- [Aim of the task]: Give the data again, word for word.

- [Provided records]:
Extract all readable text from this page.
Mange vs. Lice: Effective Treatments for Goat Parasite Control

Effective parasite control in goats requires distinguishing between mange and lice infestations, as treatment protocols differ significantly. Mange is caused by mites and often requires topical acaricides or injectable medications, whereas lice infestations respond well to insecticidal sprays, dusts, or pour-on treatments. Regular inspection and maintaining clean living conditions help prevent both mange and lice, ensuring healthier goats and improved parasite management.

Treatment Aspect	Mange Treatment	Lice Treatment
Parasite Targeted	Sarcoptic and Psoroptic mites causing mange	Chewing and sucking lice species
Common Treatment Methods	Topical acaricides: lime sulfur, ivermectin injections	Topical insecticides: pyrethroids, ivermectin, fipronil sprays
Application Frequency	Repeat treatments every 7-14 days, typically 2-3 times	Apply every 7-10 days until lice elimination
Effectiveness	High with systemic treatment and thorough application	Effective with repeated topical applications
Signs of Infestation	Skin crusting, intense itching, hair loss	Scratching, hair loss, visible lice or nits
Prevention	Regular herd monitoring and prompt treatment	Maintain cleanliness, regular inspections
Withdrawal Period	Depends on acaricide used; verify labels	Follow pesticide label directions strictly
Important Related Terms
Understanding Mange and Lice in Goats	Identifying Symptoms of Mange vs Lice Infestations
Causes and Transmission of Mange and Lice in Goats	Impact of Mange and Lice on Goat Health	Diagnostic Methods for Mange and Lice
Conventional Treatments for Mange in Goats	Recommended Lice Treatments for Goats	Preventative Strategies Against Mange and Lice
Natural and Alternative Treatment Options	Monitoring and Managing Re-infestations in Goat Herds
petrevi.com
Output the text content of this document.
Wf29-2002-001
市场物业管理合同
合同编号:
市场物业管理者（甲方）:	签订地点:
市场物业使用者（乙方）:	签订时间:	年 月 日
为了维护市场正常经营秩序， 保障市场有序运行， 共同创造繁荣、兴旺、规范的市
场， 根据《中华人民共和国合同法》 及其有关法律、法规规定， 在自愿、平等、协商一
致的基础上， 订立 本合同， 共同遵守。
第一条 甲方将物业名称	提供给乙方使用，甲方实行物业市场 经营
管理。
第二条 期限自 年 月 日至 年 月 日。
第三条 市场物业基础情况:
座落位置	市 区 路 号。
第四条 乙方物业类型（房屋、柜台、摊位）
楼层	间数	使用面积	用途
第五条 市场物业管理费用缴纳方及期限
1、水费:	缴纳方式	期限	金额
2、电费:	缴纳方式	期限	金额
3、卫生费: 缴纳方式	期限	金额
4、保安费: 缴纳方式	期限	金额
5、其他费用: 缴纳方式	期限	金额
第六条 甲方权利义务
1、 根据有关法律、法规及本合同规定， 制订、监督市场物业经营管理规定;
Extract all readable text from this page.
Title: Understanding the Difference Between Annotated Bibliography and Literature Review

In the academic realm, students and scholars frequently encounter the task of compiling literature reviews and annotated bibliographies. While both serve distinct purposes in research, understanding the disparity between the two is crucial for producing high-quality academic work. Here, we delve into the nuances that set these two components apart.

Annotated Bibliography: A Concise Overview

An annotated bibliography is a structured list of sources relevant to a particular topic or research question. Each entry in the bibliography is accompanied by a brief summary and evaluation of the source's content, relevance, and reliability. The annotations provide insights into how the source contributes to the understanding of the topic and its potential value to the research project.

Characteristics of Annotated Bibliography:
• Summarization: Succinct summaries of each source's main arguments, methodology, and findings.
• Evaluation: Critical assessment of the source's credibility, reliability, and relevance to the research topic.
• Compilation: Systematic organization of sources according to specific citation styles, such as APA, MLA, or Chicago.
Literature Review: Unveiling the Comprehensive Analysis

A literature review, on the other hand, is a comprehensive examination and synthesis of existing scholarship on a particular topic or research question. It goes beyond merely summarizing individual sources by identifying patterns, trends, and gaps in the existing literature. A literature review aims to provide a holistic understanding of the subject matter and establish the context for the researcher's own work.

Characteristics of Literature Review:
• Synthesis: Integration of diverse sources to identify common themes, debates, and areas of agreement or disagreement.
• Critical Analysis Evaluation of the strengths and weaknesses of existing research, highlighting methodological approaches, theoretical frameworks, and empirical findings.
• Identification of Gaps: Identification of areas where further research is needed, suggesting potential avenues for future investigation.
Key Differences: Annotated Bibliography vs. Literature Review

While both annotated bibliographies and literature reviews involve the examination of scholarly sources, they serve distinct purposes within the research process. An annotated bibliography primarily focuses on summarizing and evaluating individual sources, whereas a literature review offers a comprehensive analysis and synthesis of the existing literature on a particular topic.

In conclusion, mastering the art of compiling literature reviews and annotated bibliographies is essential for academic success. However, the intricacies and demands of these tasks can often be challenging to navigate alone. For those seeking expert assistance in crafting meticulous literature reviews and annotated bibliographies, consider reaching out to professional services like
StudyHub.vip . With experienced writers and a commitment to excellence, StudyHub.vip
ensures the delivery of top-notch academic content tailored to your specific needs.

- [Response below]:
Extract all readable text from this page.
Mange vs. Lice: Effective Treatments for Goat Parasite Control

Effective parasite control in goats requires distinguishing between mange and lice infestations, as treatment protocols differ significantly. Mange is caused by mites and often requires topical acaricides or injectable medications, whereas lice infestations respond well to insecticidal sprays, dusts, or pour-on treatments. Regular inspection and maintaining clean living conditions help prevent both mange and lice, ensuring healthier goats and improved parasite management.

Treatment Aspect	Mange Treatment	Lice Treatment
Parasite Targeted	Sarcoptic and Psoroptic mites causing mange	Chewing and sucking lice species
Common Treatment Methods	Topical acaricides: lime sulfur, ivermectin injections	Topical insecticides: pyrethroids, ivermectin, fipronil sprays
Application Frequency	Repeat treatments every 7-14 days, typically 2-3 times	Apply every 7-10 days until lice elimination
Effectiveness	High with systemic treatment and thorough application	Effective with repeated topical applications
Signs of Infestation	Skin crusting, intense itching, hair loss	Scratching, hair loss, visible lice or nits
Prevention	Regular herd monitoring and prompt treatment	Maintain cleanliness, regular inspections
Withdrawal Period	Depends on acaricide used; verify labels	Follow pesticide label directions strictly
Important Related Terms
Understanding Mange and Lice in Goats	Identifying Symptoms of Mange vs Lice Infestations
Causes and Transmission of Mange and Lice in Goats	Impact of Mange and Lice on Goat Health	Diagnostic Methods for Mange and Lice
Conventional Treatments for Mange in Goats	Recommended Lice Treatments for Goats	Preventative Strategies Against Mange and Lice
Natural and Alternative Treatment Options	Monitoring and Managing Re-infestations in Goat Herds
petrevi.com
Output the text content of this document.
Wf29-2002-001
市场物业管理合同
合同编号:
市场物业管理者（甲方）:	签订地点:
市场物业使用者（乙方）:	签订时间:	年 月 日
为了维护市场正常经营秩序， 保障市场有序运行， 共同创造繁荣、兴旺、规范的市
场， 根据《中华人民共和国合同法》 及其有关法律、法规规定， 在自愿、平等、协商一
致的基础上， 订立 本合同， 共同遵守。
第一条 甲方将物业名称	提供给乙方使用，甲方实行物业市场 经营
管理。
第二条 期限自 年 月 日至 年 月 日。
第三条 市场物业基础情况:
座落位置	市 区 路 号。
第四条 乙方物业类型（房屋、柜台、摊位）
楼层	间数	使用面积	用途
第五条 市场物业管理费用缴纳方及期限
1、水费:	缴纳方式	期限	金额
2、电费:	缴纳方式	期限	金额
3、卫生费: 缴纳方式	期限	金额
4、保安费: 缴纳方式	期限	金额
5、其他费用: 缴纳方式	期限	金额
第六条 甲方权利义务
1、 根据有关法律、法规及本合同规定， 制订、监督市场物业经营管理规定;
Extract all readable text from this page.
Title: Understanding the Difference Between Annotated Bibliography and Literature Review

In the academic realm, students and scholars frequently encounter the task of compiling literature reviews and annotated bibliographies. While both serve distinct purposes in research, understanding the disparity between the two is crucial for producing high-quality academic work. Here, we delve into the nuances that set these two components apart.

Annotated Bibliography: A Concise Overview

An annotated bibliography is a structured list of sources relevant to a particular topic or research question. Each entry in the bibliography is accompanied by a brief summary and evaluation of the source's content, relevance, and reliability. The annotations provide insights into how the source contributes to the understanding of the topic and its potential value to the research project.

Characteristics of Annotated Bibliography:
• Summarization: Succinct summaries of each source's main arguments, methodology, and findings.
• Evaluation: Critical assessment of the source's credibility, reliability, and relevance to the research topic.
• Compilation: Systematic organization of sources according to specific citation styles, such as APA, MLA, or Chicago.
Literature Review: Unveiling the Comprehensive Analysis

A literature review, on the other hand, is a comprehensive examination and synthesis of existing scholarship on a particular topic or research question. It goes beyond merely summarizing individual sources by identifying patterns, trends, and gaps in the existing literature. A literature review aims to provide a holistic understanding of the subject matter and establish the context for the researcher's own work.

Characteristics of Literature Review:
• Synthesis: Integration of diverse sources to identify common themes, debates, and areas of agreement or disagreement.
• Critical Analysis Evaluation of the strengths and weaknesses of existing research, highlighting methodological approaches, theoretical frameworks, and empirical findings.
• Identification of Gaps: Identification of areas where further research is needed, suggesting potential avenues for future investigation.
Key Differences: Annotated Bibliography vs. Literature Review

While both annotated bibliographies and literature reviews involve the examination of scholarly sources, they serve distinct purposes within the research process. An annotated bibliography primarily focuses on summarizing and evaluating individual sources, whereas a literature review offers a comprehensive analysis and synthesis of the existing literature on a particular topic.

In conclusion, mastering the art of compiling literature reviews and annotated bibliographies is essential for academic success. However, the intricacies and demands of these tasks can often be challenging to navigate alone. For those seeking expert assistance in crafting meticulous literature reviews and annotated bibliographies, consider reaching out to professional services like
StudyHub.vip . With experienced writers and a commitment to excellence, StudyHub.vip
ensures the delivery of top-notch academic content tailored to your specific needs.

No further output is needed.